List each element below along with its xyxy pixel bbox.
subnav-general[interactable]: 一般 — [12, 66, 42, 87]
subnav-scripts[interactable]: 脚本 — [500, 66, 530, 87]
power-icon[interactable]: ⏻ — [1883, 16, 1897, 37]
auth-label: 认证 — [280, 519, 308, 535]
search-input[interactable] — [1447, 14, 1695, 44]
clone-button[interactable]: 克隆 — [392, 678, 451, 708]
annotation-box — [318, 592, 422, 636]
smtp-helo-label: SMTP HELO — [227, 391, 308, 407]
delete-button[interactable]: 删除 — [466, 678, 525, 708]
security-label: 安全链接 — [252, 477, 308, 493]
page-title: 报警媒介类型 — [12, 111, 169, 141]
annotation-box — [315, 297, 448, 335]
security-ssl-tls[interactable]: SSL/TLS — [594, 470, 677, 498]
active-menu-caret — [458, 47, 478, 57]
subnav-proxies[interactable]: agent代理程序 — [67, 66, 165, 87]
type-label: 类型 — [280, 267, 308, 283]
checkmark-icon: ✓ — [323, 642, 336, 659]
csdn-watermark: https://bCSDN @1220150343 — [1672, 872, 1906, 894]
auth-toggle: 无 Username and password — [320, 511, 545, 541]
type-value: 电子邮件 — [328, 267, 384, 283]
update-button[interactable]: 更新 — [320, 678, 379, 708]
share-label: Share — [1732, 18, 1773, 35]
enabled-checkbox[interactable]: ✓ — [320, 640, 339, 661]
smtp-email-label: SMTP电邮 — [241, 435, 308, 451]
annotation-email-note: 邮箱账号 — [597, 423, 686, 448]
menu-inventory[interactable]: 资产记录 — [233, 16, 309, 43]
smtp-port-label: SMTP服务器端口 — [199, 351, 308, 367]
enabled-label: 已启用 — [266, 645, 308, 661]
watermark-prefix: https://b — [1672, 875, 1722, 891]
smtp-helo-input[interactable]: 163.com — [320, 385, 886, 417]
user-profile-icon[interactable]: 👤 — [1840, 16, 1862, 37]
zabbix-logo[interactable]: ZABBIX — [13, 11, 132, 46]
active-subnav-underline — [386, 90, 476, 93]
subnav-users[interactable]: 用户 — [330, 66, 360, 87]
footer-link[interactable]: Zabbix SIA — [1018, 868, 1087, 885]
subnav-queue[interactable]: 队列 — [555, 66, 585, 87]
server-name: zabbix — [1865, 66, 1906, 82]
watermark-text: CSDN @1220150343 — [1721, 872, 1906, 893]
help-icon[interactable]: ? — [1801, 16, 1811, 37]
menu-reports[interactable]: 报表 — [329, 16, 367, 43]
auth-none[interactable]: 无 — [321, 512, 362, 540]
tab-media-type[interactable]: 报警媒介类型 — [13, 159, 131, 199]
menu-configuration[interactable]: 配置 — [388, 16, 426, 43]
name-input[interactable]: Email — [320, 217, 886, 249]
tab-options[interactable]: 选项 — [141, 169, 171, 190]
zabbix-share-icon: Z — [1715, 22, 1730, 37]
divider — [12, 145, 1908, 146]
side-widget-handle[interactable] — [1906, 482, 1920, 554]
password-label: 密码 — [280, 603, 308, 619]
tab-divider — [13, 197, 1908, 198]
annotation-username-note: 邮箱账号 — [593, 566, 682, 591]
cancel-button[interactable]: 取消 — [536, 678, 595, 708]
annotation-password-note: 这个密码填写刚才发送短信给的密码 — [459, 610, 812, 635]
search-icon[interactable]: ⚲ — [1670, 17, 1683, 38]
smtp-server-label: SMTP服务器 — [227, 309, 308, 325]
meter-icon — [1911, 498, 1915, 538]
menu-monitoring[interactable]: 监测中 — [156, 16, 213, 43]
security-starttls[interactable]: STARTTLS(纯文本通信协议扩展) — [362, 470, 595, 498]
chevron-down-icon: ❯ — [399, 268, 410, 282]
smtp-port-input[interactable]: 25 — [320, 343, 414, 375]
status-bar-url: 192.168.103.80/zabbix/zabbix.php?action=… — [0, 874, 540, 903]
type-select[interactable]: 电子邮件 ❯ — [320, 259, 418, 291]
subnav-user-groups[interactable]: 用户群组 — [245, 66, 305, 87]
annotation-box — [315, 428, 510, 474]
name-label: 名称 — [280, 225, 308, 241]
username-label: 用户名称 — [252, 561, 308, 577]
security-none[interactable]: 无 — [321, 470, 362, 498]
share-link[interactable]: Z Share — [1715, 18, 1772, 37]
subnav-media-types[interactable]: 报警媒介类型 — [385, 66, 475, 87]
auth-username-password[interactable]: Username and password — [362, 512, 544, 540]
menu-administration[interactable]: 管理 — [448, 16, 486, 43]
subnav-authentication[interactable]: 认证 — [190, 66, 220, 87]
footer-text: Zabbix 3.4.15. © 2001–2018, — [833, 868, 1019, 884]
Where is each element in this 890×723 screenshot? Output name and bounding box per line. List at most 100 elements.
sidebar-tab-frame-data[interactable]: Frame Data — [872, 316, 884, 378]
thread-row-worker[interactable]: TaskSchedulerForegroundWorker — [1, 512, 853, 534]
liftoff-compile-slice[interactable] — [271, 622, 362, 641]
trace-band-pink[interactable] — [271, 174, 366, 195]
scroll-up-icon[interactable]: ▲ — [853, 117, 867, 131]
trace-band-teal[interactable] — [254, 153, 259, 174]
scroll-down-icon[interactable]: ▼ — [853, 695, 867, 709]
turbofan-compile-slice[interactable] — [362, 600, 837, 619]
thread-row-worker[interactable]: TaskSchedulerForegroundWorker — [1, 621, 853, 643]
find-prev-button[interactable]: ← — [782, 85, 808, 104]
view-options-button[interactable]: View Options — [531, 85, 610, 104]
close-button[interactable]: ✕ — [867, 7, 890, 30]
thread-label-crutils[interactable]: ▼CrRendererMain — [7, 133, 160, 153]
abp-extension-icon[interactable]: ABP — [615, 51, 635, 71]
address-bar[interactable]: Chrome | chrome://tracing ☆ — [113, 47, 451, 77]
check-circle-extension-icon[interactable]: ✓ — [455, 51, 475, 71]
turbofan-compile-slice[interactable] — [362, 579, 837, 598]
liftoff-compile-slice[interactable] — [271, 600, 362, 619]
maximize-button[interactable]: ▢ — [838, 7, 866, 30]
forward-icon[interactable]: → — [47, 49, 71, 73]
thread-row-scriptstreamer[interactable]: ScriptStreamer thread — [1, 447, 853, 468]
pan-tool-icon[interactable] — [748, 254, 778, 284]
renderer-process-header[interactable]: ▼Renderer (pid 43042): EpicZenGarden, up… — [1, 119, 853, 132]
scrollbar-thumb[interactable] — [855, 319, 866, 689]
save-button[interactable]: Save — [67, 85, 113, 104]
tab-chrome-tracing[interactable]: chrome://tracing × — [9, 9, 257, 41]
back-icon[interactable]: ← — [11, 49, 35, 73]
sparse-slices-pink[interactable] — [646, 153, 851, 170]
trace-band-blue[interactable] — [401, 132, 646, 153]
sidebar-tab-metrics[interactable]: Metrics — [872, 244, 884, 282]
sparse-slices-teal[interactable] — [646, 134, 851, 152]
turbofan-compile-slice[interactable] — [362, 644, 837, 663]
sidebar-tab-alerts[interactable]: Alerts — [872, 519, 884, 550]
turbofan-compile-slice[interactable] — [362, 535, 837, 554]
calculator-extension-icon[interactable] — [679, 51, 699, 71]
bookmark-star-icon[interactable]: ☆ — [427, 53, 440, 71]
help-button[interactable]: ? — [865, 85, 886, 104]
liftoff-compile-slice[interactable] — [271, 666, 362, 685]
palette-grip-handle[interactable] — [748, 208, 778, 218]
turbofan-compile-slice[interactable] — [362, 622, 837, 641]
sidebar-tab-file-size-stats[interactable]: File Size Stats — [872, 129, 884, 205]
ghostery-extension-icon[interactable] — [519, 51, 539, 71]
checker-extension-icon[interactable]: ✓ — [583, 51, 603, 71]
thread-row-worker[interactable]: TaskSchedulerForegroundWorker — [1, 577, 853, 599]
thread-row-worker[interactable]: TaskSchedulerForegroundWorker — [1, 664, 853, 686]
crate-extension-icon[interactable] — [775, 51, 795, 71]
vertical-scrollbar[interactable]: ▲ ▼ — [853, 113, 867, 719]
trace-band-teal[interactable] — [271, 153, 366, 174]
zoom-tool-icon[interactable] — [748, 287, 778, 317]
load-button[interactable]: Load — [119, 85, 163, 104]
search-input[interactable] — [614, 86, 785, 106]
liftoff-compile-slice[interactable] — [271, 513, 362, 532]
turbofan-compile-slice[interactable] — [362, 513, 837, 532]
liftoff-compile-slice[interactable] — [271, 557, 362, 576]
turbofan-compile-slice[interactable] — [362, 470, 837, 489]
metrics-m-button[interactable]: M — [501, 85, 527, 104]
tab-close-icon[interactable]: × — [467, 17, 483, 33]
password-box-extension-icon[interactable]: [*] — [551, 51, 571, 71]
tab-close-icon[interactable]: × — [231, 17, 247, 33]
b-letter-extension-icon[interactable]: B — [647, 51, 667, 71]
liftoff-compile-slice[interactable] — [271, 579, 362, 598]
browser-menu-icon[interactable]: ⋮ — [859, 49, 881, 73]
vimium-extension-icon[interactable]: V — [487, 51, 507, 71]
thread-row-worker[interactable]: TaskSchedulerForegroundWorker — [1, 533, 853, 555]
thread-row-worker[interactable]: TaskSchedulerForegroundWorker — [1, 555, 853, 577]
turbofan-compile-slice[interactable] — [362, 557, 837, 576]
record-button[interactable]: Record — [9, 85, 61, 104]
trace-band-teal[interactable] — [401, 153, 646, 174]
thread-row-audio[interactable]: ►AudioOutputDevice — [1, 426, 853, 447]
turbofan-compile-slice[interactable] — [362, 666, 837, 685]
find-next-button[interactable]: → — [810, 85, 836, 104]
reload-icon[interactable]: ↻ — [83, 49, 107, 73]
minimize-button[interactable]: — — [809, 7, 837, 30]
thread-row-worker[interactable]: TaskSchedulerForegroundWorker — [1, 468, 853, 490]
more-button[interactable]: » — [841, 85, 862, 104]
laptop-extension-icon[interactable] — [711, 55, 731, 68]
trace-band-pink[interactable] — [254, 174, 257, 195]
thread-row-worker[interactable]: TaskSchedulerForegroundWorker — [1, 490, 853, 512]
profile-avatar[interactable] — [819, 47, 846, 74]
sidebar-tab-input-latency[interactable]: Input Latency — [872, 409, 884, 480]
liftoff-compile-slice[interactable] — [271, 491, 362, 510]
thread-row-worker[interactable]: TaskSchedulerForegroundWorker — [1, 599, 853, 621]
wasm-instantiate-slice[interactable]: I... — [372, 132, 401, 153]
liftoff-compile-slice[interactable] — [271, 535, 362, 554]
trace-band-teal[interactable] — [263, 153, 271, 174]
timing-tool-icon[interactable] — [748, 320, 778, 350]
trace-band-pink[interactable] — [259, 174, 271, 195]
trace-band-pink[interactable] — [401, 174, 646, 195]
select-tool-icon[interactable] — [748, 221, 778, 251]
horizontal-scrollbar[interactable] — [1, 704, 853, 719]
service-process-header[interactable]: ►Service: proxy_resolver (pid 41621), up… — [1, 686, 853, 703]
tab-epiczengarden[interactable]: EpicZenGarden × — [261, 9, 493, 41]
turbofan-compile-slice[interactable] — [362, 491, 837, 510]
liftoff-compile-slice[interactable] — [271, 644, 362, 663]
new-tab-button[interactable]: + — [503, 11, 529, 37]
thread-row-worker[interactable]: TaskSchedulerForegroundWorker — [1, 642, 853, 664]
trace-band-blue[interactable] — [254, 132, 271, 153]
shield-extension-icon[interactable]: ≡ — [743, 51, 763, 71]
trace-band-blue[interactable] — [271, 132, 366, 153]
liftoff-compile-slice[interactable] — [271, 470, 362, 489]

-----

## REQUIREMENTS
Rewrite the lines from the start of the records through the line containing "menu-reports[interactable]: 报表 —", replacing "annotation-box" with "callout-box" and leaving everything else unchanged.

## RESPONSE TO THE TASK
List each element below along with its xyxy pixel bbox.
subnav-general[interactable]: 一般 — [12, 66, 42, 87]
subnav-scripts[interactable]: 脚本 — [500, 66, 530, 87]
power-icon[interactable]: ⏻ — [1883, 16, 1897, 37]
auth-label: 认证 — [280, 519, 308, 535]
search-input[interactable] — [1447, 14, 1695, 44]
clone-button[interactable]: 克隆 — [392, 678, 451, 708]
callout-box — [318, 592, 422, 636]
smtp-helo-label: SMTP HELO — [227, 391, 308, 407]
delete-button[interactable]: 删除 — [466, 678, 525, 708]
security-label: 安全链接 — [252, 477, 308, 493]
page-title: 报警媒介类型 — [12, 111, 169, 141]
callout-box — [315, 297, 448, 335]
security-ssl-tls[interactable]: SSL/TLS — [594, 470, 677, 498]
active-menu-caret — [458, 47, 478, 57]
subnav-proxies[interactable]: agent代理程序 — [67, 66, 165, 87]
type-label: 类型 — [280, 267, 308, 283]
checkmark-icon: ✓ — [323, 642, 336, 659]
csdn-watermark: https://bCSDN @1220150343 — [1672, 872, 1906, 894]
auth-toggle: 无 Username and password — [320, 511, 545, 541]
type-value: 电子邮件 — [328, 267, 384, 283]
update-button[interactable]: 更新 — [320, 678, 379, 708]
share-label: Share — [1732, 18, 1773, 35]
enabled-checkbox[interactable]: ✓ — [320, 640, 339, 661]
smtp-email-label: SMTP电邮 — [241, 435, 308, 451]
annotation-email-note: 邮箱账号 — [597, 423, 686, 448]
menu-inventory[interactable]: 资产记录 — [233, 16, 309, 43]
smtp-port-label: SMTP服务器端口 — [199, 351, 308, 367]
enabled-label: 已启用 — [266, 645, 308, 661]
watermark-prefix: https://b — [1672, 875, 1722, 891]
smtp-helo-input[interactable]: 163.com — [320, 385, 886, 417]
user-profile-icon[interactable]: 👤 — [1840, 16, 1862, 37]
zabbix-logo[interactable]: ZABBIX — [13, 11, 132, 46]
active-subnav-underline — [386, 90, 476, 93]
subnav-users[interactable]: 用户 — [330, 66, 360, 87]
footer-link[interactable]: Zabbix SIA — [1018, 868, 1087, 885]
subnav-queue[interactable]: 队列 — [555, 66, 585, 87]
server-name: zabbix — [1865, 66, 1906, 82]
watermark-text: CSDN @1220150343 — [1721, 872, 1906, 893]
help-icon[interactable]: ? — [1801, 16, 1811, 37]
menu-reports[interactable]: 报表 — [329, 16, 367, 43]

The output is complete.